[Data items]
* begin *
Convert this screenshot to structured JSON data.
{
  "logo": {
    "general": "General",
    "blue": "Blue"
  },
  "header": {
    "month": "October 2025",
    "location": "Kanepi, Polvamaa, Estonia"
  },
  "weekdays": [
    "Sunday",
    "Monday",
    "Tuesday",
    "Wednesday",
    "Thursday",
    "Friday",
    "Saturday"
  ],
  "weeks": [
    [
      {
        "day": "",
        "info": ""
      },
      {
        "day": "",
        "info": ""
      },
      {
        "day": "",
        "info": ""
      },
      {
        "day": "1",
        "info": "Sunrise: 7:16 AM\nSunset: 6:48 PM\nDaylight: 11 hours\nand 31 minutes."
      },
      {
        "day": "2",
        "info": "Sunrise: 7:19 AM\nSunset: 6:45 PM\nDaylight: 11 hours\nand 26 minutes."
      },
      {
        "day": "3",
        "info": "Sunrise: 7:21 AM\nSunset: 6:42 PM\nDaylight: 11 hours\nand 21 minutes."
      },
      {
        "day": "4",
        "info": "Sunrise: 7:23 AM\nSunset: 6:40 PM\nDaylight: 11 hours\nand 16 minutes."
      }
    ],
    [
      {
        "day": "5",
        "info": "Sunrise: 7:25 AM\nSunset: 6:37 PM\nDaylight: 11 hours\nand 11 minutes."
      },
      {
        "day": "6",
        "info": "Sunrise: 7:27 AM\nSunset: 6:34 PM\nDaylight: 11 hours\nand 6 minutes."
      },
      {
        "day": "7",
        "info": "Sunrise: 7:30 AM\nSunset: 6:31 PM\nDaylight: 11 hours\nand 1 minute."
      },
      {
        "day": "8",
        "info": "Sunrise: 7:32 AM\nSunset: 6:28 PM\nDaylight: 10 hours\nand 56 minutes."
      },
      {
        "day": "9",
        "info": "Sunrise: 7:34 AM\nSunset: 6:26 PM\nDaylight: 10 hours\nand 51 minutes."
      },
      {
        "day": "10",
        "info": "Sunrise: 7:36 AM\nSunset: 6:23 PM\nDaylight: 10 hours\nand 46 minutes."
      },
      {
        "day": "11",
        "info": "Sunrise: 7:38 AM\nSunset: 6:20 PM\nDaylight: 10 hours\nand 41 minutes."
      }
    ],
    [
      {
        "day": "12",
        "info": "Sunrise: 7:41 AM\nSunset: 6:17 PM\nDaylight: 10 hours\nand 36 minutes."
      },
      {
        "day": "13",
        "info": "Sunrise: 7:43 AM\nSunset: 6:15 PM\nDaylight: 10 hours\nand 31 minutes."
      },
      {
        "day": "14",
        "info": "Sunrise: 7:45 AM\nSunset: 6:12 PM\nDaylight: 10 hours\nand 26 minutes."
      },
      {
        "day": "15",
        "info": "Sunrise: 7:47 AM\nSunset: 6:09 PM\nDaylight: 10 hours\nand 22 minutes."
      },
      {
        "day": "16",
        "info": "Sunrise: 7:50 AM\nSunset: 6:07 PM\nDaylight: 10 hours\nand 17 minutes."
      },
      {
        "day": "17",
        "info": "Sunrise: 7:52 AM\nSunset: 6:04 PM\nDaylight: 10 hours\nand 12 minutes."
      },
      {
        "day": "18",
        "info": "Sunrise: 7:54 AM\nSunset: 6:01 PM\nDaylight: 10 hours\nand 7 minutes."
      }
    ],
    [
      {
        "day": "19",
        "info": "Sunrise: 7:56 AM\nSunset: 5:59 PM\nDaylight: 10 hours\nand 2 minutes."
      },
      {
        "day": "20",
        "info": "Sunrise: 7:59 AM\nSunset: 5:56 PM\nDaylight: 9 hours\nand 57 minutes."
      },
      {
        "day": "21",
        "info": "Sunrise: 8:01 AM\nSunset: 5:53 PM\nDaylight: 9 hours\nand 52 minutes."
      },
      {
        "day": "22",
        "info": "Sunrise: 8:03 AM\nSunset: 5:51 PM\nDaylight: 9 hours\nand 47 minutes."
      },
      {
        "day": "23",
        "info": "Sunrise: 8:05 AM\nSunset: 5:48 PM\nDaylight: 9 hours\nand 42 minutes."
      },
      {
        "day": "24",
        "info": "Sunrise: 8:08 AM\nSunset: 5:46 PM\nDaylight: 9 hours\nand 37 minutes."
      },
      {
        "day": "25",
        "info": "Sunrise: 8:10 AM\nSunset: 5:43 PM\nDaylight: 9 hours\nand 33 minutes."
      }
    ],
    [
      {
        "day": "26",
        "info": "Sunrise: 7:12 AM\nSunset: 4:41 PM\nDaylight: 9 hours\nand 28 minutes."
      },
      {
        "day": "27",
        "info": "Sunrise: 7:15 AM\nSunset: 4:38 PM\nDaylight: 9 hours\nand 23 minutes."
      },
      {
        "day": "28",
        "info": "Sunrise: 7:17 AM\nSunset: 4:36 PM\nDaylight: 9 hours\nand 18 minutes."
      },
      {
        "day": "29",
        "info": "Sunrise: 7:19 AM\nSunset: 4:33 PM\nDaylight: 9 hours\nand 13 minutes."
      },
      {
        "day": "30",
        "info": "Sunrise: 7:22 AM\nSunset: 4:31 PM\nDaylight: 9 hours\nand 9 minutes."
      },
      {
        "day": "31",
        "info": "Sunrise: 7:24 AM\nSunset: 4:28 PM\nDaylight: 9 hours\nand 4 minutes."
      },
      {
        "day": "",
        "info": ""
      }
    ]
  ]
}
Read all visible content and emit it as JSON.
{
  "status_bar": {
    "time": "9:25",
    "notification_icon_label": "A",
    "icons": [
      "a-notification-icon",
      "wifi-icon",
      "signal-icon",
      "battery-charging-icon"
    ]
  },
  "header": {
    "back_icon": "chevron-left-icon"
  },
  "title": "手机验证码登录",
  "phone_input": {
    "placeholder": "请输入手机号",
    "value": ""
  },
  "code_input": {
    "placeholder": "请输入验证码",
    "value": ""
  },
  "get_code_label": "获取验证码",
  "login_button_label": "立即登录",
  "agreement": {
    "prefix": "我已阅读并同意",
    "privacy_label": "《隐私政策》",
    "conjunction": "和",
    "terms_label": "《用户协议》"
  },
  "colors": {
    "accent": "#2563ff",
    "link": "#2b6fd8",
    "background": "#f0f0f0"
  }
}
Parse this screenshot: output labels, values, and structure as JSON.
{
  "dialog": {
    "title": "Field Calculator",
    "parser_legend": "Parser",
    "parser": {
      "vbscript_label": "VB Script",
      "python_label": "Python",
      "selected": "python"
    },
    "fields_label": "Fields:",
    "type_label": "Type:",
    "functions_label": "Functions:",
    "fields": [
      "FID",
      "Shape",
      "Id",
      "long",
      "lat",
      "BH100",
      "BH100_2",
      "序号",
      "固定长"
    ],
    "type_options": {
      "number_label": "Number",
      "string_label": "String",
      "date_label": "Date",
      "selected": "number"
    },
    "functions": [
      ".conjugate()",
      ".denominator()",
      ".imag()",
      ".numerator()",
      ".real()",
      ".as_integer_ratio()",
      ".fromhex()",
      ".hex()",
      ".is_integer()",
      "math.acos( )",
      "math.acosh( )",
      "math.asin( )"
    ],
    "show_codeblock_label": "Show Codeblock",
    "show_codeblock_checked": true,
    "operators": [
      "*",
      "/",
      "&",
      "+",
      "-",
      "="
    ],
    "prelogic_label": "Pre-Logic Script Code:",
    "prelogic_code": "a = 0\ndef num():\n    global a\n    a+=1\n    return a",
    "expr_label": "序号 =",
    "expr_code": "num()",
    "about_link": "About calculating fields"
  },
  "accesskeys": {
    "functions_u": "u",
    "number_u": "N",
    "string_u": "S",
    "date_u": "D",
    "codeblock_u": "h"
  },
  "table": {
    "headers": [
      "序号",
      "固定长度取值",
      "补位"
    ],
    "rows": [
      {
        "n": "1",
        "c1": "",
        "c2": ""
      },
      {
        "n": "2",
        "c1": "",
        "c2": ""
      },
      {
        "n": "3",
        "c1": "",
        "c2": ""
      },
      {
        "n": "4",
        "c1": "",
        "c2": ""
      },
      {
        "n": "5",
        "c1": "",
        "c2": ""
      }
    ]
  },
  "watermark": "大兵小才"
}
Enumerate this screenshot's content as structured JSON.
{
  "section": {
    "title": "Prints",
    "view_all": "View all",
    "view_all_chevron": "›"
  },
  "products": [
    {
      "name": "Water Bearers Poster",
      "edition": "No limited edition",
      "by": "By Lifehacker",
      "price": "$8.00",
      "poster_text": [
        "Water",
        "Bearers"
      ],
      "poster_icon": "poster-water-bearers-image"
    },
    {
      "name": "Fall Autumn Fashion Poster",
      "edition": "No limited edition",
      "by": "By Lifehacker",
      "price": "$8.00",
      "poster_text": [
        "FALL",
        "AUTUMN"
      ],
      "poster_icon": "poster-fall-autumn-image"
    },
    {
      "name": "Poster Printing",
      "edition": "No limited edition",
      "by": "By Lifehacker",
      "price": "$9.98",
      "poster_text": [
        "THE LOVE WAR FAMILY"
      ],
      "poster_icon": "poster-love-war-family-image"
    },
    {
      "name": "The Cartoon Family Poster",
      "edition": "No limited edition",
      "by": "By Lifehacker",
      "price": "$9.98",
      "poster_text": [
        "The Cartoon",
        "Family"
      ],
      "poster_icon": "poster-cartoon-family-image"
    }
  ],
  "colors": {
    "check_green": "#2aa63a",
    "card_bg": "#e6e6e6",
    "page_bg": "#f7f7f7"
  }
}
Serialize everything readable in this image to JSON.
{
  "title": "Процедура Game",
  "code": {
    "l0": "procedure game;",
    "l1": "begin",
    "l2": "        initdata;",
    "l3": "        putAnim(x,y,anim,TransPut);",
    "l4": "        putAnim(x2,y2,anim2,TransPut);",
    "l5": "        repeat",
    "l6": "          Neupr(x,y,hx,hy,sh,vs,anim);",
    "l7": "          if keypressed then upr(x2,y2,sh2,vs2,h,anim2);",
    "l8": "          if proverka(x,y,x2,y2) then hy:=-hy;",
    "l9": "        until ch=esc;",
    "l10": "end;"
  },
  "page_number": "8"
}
* end *
◆ GIVEN PROBLEM: Repeat, exactly and only, the lines above from the one containing "Serialize everything readable" through the end of the material.

◆ SOLUTION TO THE PROBLEM:
Serialize everything readable in this image to JSON.
{
  "title": "Процедура Game",
  "code": {
    "l0": "procedure game;",
    "l1": "begin",
    "l2": "        initdata;",
    "l3": "        putAnim(x,y,anim,TransPut);",
    "l4": "        putAnim(x2,y2,anim2,TransPut);",
    "l5": "        repeat",
    "l6": "          Neupr(x,y,hx,hy,sh,vs,anim);",
    "l7": "          if keypressed then upr(x2,y2,sh2,vs2,h,anim2);",
    "l8": "          if proverka(x,y,x2,y2) then hy:=-hy;",
    "l9": "        until ch=esc;",
    "l10": "end;"
  },
  "page_number": "8"
}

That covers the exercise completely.